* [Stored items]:
┌────────

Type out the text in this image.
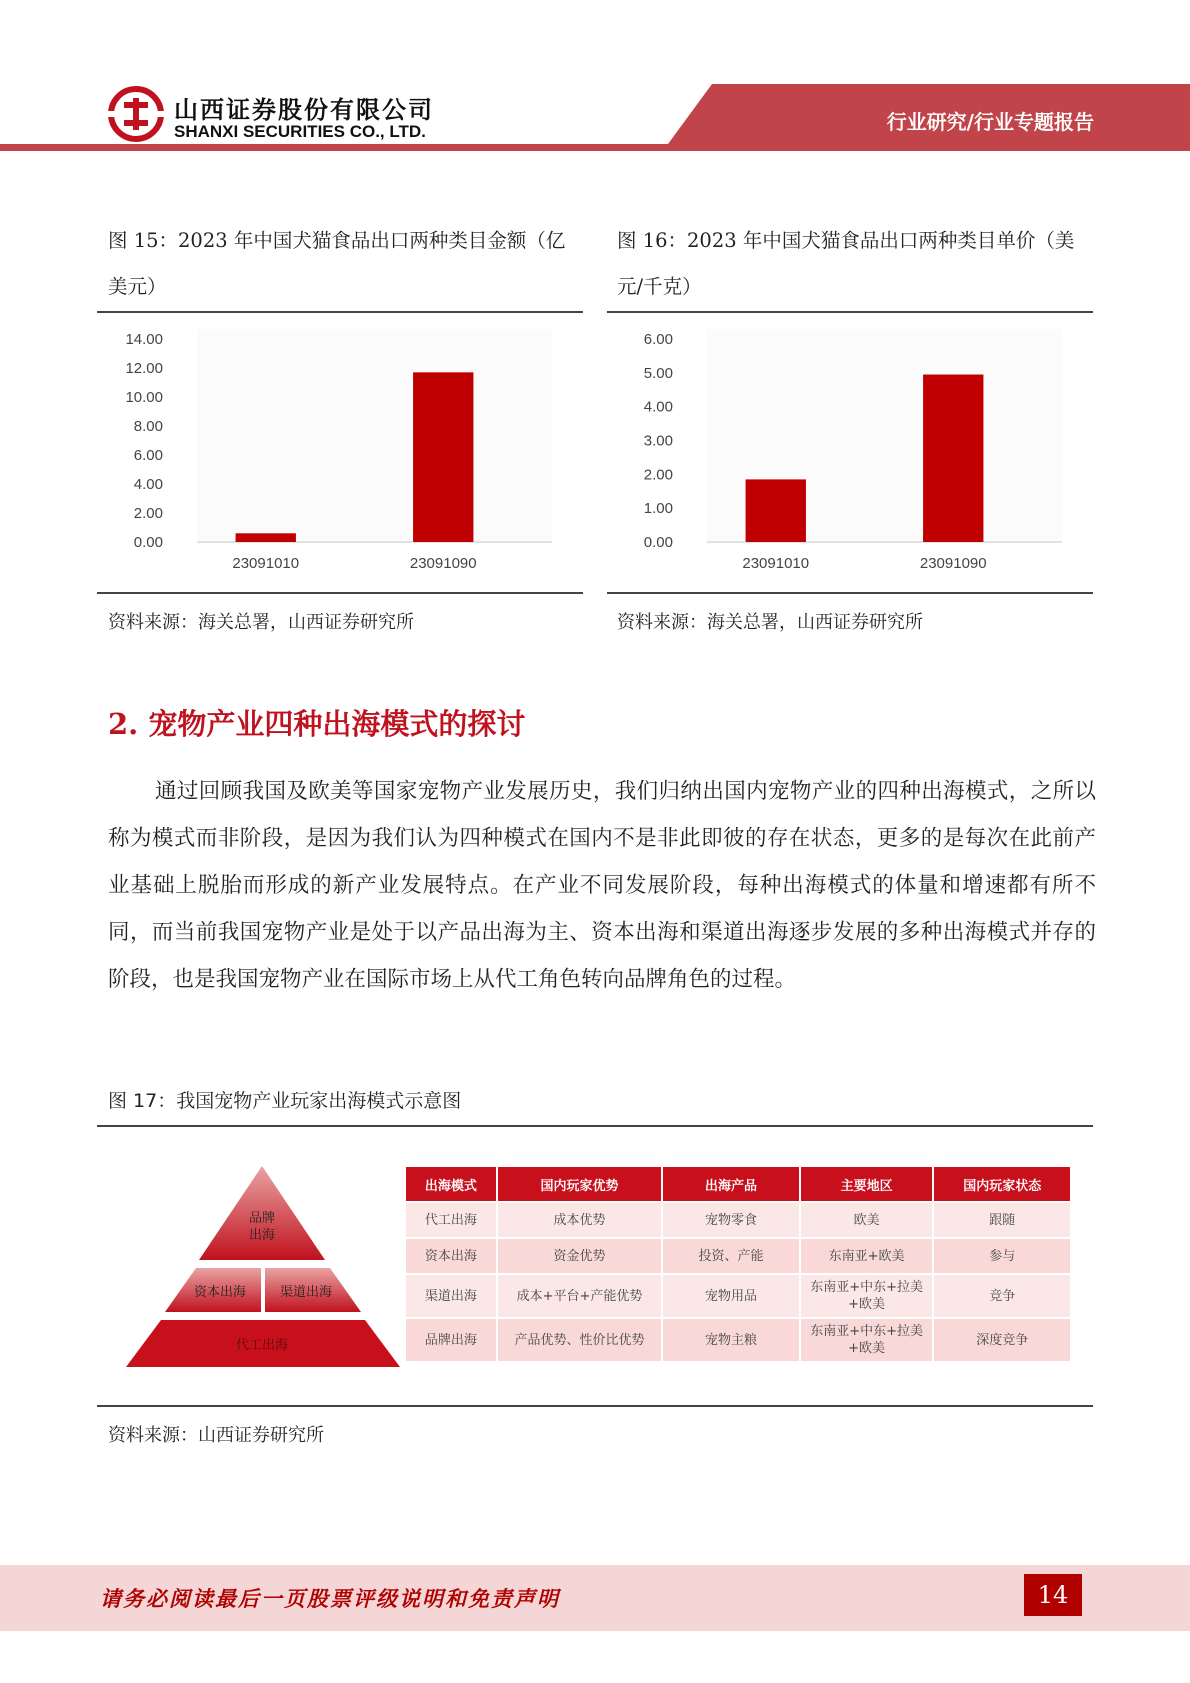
山西证券股份有限公司
SHANXI SECURITIES CO., LTD.	行业研究/行业专题报告
图 15：2023 年中国犬猫食品出口两种类目金额（亿
美元）
0.00
2.00
4.00
6.00
8.00
10.00
12.00
14.00
23091010	23091090
资料来源：海关总署，山西证券研究所
图 16：2023 年中国犬猫食品出口两种类目单价（美
元/千克）
0.00
1.00
2.00
3.00
4.00
5.00
6.00
23091010	23091090
资料来源：海关总署，山西证券研究所
2. 宠物产业四种出海模式的探讨
通过回顾我国及欧美等国家宠物产业发展历史，我们归纳出国内宠物产业的四种出海模式，之所以称为模式而非阶段，是因为我们认为四种模式在国内不是非此即彼的存在状态，更多的是每次在此前产业基础上脱胎而形成的新产业发展特点。在产业不同发展阶段，每种出海模式的体量和增速都有所不同，而当前我国宠物产业是处于以产品出海为主、资本出海和渠道出海逐步发展的多种出海模式并存的阶段，也是我国宠物产业在国际市场上从代工角色转向品牌角色的过程。
图 17：我国宠物产业玩家出海模式示意图
品牌出海
资本出海	渠道出海
代工出海
出海模式	国内玩家优势	出海产品	主要地区	国内玩家状态
代工出海	成本优势	宠物零食	欧美	跟随
资本出海	资金优势	投资、产能	东南亚+欧美	参与
渠道出海	成本+平台+产能优势	宠物用品	东南亚+中东+拉美+欧美	竞争
品牌出海	产品优势、性价比优势	宠物主粮	东南亚+中东+拉美+欧美	深度竞争
资料来源：山西证券研究所
请务必阅读最后一页股票评级说明和免责声明	14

└────────

* [Task description]: A faithful copy of the records above is needed, with the pictures left out.

* [Expected output]:
Type out the text in this image.
山西证券股份有限公司
SHANXI SECURITIES CO., LTD.	行业研究/行业专题报告
图 15：2023 年中国犬猫食品出口两种类目金额（亿
美元）
0.00
2.00
4.00
6.00
8.00
10.00
12.00
14.00
23091010	23091090
资料来源：海关总署，山西证券研究所
图 16：2023 年中国犬猫食品出口两种类目单价（美
元/千克）
0.00
1.00
2.00
3.00
4.00
5.00
6.00
23091010	23091090
资料来源：海关总署，山西证券研究所
2. 宠物产业四种出海模式的探讨
通过回顾我国及欧美等国家宠物产业发展历史，我们归纳出国内宠物产业的四种出海模式，之所以称为模式而非阶段，是因为我们认为四种模式在国内不是非此即彼的存在状态，更多的是每次在此前产业基础上脱胎而形成的新产业发展特点。在产业不同发展阶段，每种出海模式的体量和增速都有所不同，而当前我国宠物产业是处于以产品出海为主、资本出海和渠道出海逐步发展的多种出海模式并存的阶段，也是我国宠物产业在国际市场上从代工角色转向品牌角色的过程。
图 17：我国宠物产业玩家出海模式示意图
品牌出海
资本出海	渠道出海
代工出海
出海模式	国内玩家优势	出海产品	主要地区	国内玩家状态
代工出海	成本优势	宠物零食	欧美	跟随
资本出海	资金优势	投资、产能	东南亚+欧美	参与
渠道出海	成本+平台+产能优势	宠物用品	东南亚+中东+拉美+欧美	竞争
品牌出海	产品优势、性价比优势	宠物主粮	东南亚+中东+拉美+欧美	深度竞争
资料来源：山西证券研究所
请务必阅读最后一页股票评级说明和免责声明	14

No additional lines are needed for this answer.